Stored entries:

● ● ● ● ●

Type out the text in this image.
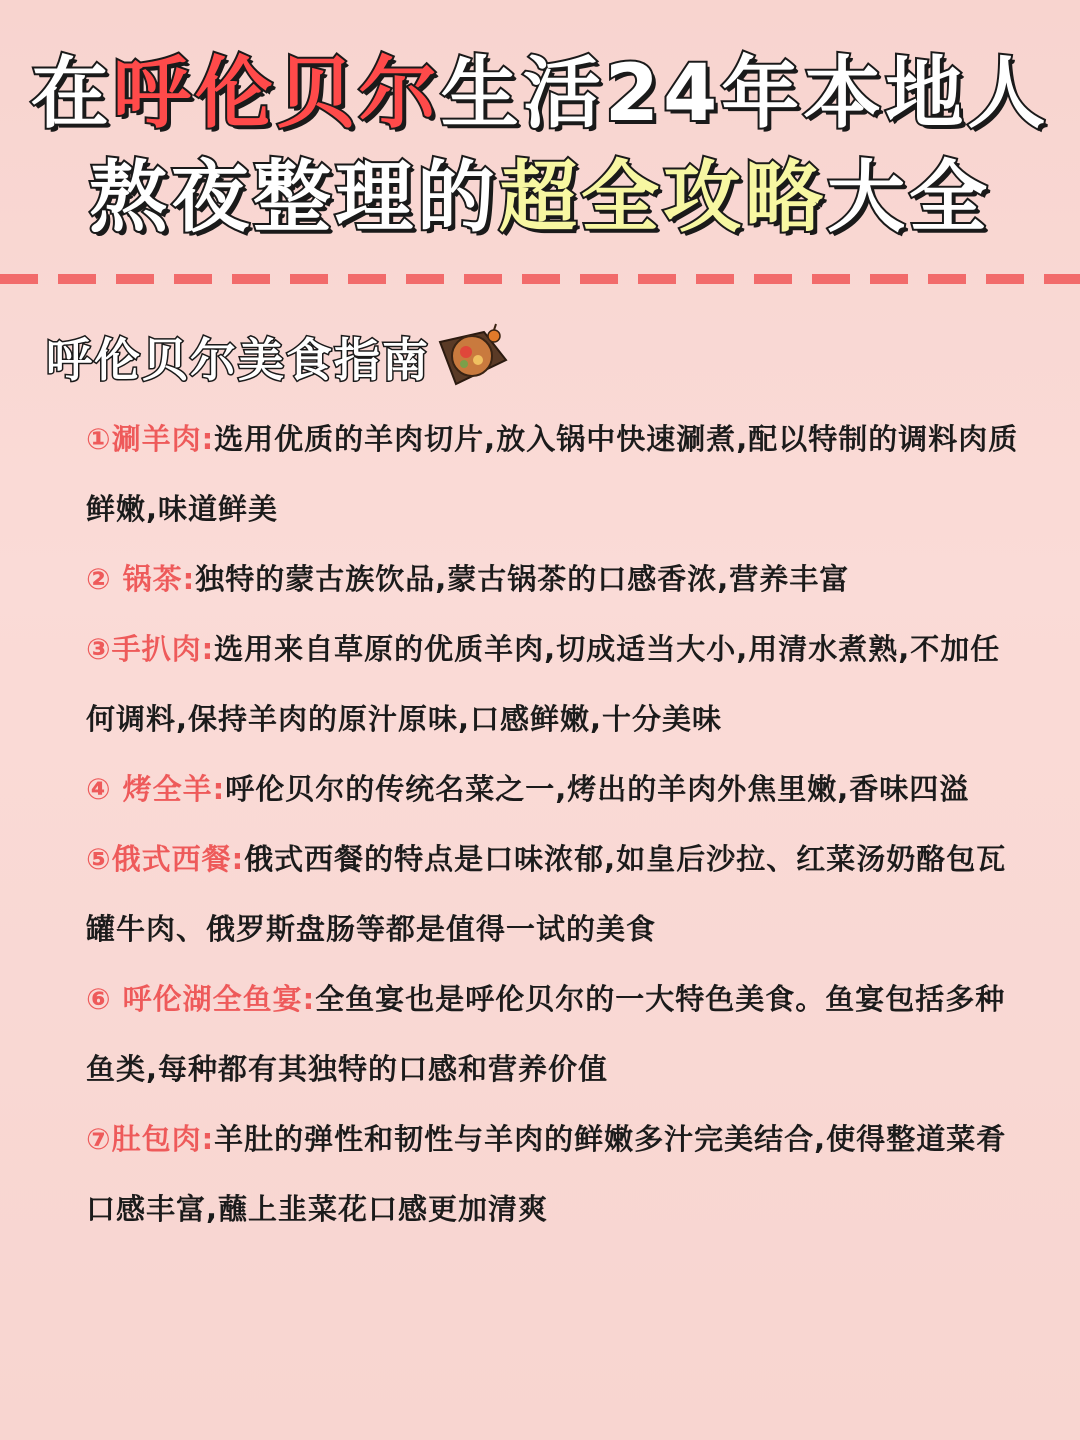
在呼伦贝尔生活24年本地人
熬夜整理的超全攻略大全
呼伦贝尔美食指南
①涮羊肉:选用优质的羊肉切片,放入锅中快速涮煮,配以特制的调料肉质鲜嫩,味道鲜美
② 锅茶:独特的蒙古族饮品,蒙古锅茶的口感香浓,营养丰富
③手扒肉:选用来自草原的优质羊肉,切成适当大小,用清水煮熟,不加任何调料,保持羊肉的原汁原味,口感鲜嫩,十分美味
④ 烤全羊:呼伦贝尔的传统名菜之一,烤出的羊肉外焦里嫩,香味四溢
⑤俄式西餐:俄式西餐的特点是口味浓郁,如皇后沙拉、红菜汤奶酪包瓦罐牛肉、俄罗斯盘肠等都是值得一试的美食
⑥ 呼伦湖全鱼宴:全鱼宴也是呼伦贝尔的一大特色美食。鱼宴包括多种鱼类,每种都有其独特的口感和营养价值
⑦肚包肉:羊肚的弹性和韧性与羊肉的鲜嫩多汁完美结合,使得整道菜肴口感丰富,蘸上韭菜花口感更加清爽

● ● ● ● ●

» **TASK DIRECTIONS**
The material above must be printed exactly, with its pictures left out.

» **FINAL ANSWER**
Type out the text in this image.
在呼伦贝尔生活24年本地人
熬夜整理的超全攻略大全
呼伦贝尔美食指南
①涮羊肉:选用优质的羊肉切片,放入锅中快速涮煮,配以特制的调料肉质鲜嫩,味道鲜美
② 锅茶:独特的蒙古族饮品,蒙古锅茶的口感香浓,营养丰富
③手扒肉:选用来自草原的优质羊肉,切成适当大小,用清水煮熟,不加任何调料,保持羊肉的原汁原味,口感鲜嫩,十分美味
④ 烤全羊:呼伦贝尔的传统名菜之一,烤出的羊肉外焦里嫩,香味四溢
⑤俄式西餐:俄式西餐的特点是口味浓郁,如皇后沙拉、红菜汤奶酪包瓦罐牛肉、俄罗斯盘肠等都是值得一试的美食
⑥ 呼伦湖全鱼宴:全鱼宴也是呼伦贝尔的一大特色美食。鱼宴包括多种鱼类,每种都有其独特的口感和营养价值
⑦肚包肉:羊肚的弹性和韧性与羊肉的鲜嫩多汁完美结合,使得整道菜肴口感丰富,蘸上韭菜花口感更加清爽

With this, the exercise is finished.